DATA TO PROCESS:
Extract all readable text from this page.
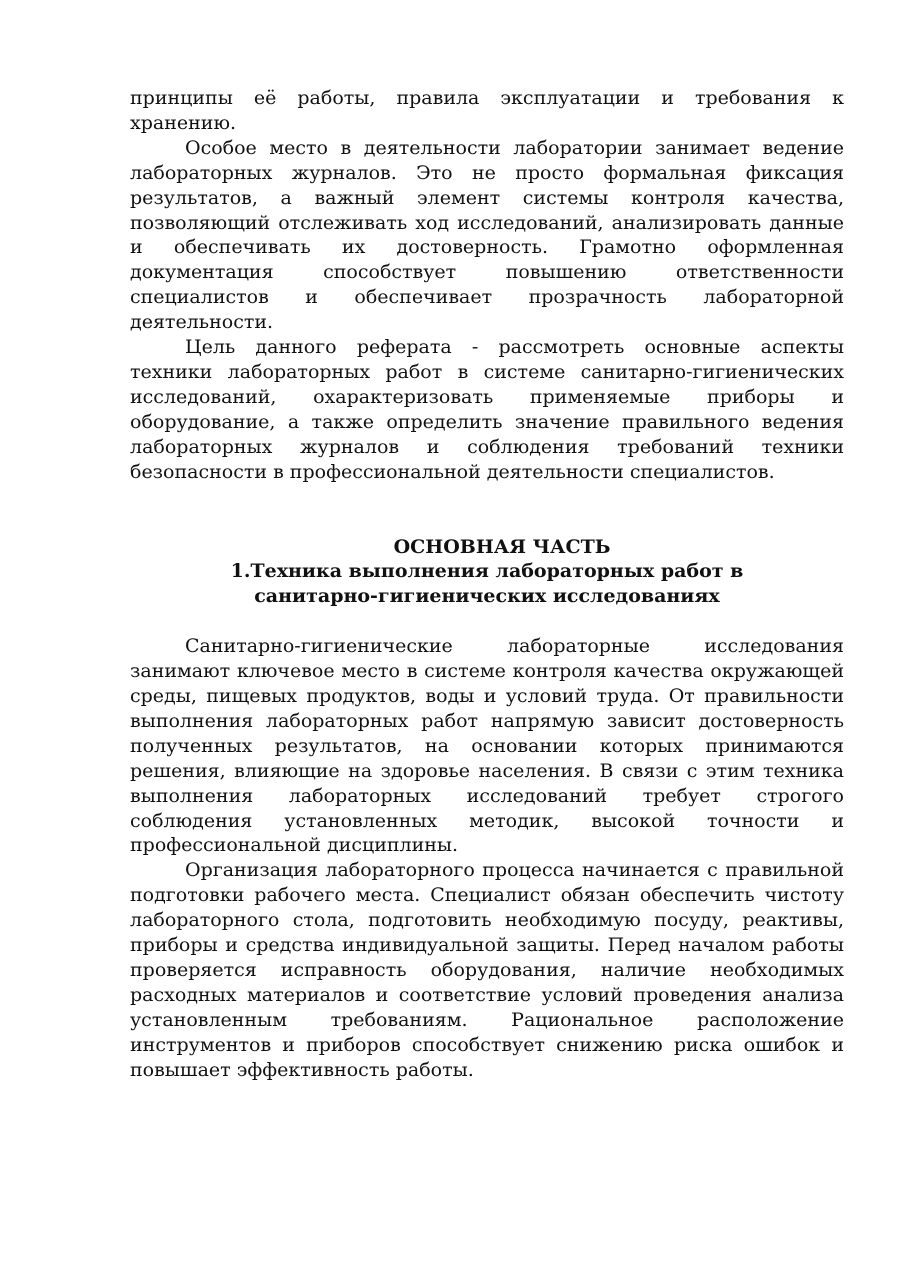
принципы её работы, правила эксплуатации и требования к хранению.

Особое место в деятельности лаборатории занимает ведение лабораторных журналов. Это не просто формальная фиксация результатов, а важный элемент системы контроля качества, позволяющий отслеживать ход исследований, анализировать данные и обеспечивать их достоверность. Грамотно оформленная документация способствует повышению ответственности специалистов и обеспечивает прозрачность лабораторной деятельности.

Цель данного реферата - рассмотреть основные аспекты техники лабораторных работ в системе санитарно-гигиенических исследований, охарактеризовать применяемые приборы и оборудование, а также определить значение правильного ведения лабораторных журналов и соблюдения требований техники безопасности в профессиональной деятельности специалистов.

ОСНОВНАЯ ЧАСТЬ

1.Техника выполнения лабораторных работ в

санитарно-гигиенических исследованиях

Санитарно-гигиенические лабораторные исследования занимают ключевое место в системе контроля качества окружающей среды, пищевых продуктов, воды и условий труда. От правильности выполнения лабораторных работ напрямую зависит достоверность полученных результатов, на основании которых принимаются решения, влияющие на здоровье населения. В связи с этим техника выполнения лабораторных исследований требует строгого соблюдения установленных методик, высокой точности и профессиональной дисциплины.

Организация лабораторного процесса начинается с правильной подготовки рабочего места. Специалист обязан обеспечить чистоту лабораторного стола, подготовить необходимую посуду, реактивы, приборы и средства индивидуальной защиты. Перед началом работы проверяется исправность оборудования, наличие необходимых расходных материалов и соответствие условий проведения анализа установленным требованиям. Рациональное расположение инструментов и приборов способствует снижению риска ошибок и повышает эффективность работы.
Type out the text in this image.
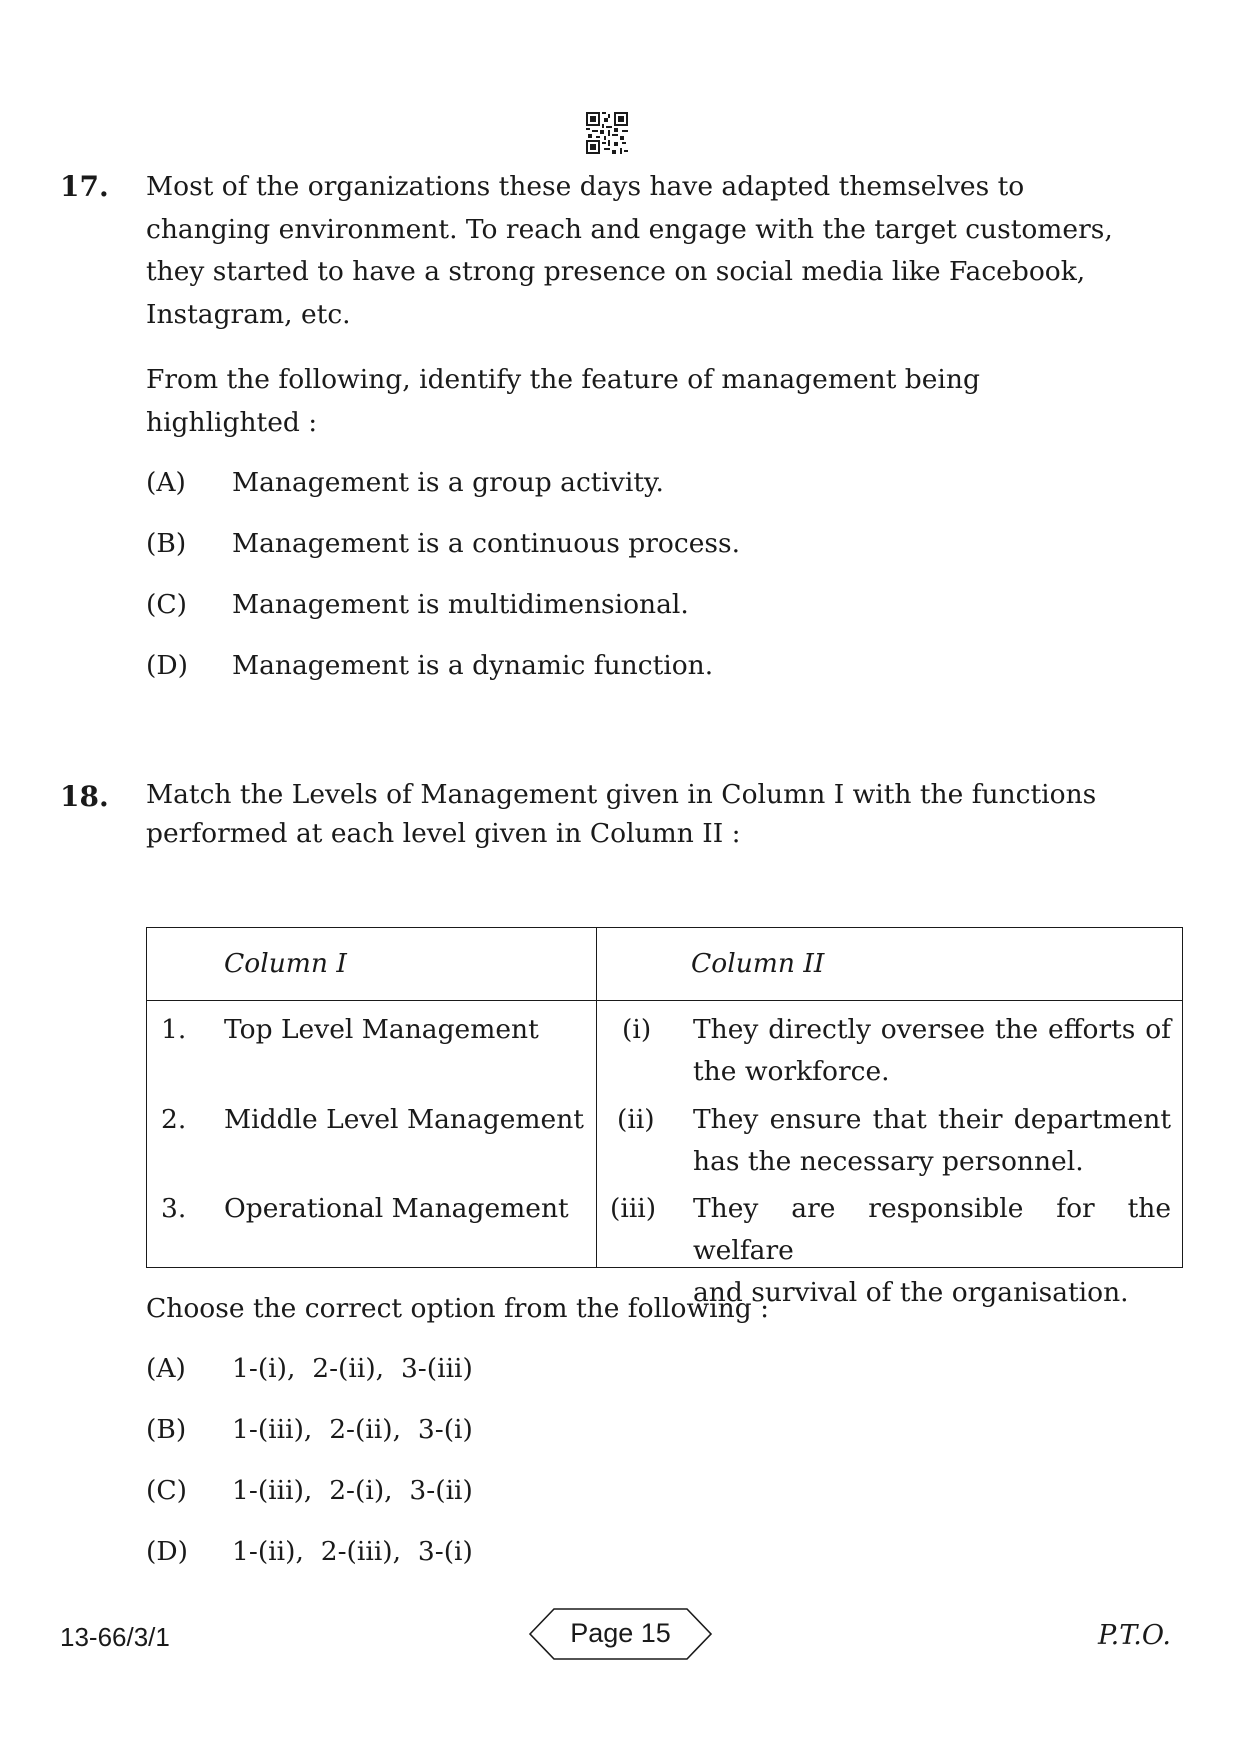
17. Most of the organizations these days have adapted themselves to
changing environment. To reach and engage with the target customers,
they started to have a strong presence on social media like Facebook,
Instagram, etc.
From the following, identify the feature of management being
highlighted :
(A) Management is a group activity.
(B) Management is a continuous process.
(C) Management is multidimensional.
(D) Management is a dynamic function.
18. Match the Levels of Management given in Column I with the functions
performed at each level given in Column II :
Column I	Column II
1. Top Level Management	(i) They directly oversee the efforts of
the workforce.
2. Middle Level Management (ii) They ensure that their department
has the necessary personnel.
3. Operational Management (iii) They are responsible for the welfare
and survival of the organisation.
Choose the correct option from the following :
(A) 1-(i),  2-(ii),  3-(iii)
(B) 1-(iii),  2-(ii),  3-(i)
(C) 1-(iii),  2-(i),  3-(ii)
(D) 1-(ii),  2-(iii),  3-(i)
13-66/3/1	Page 15	P.T.O.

WHAT YOU SHOULD DO: Collect every line from the records above that contains the word "have".

ANSWER BELOW:
17. Most of the organizations these days have adapted themselves to
they started to have a strong presence on social media like Facebook,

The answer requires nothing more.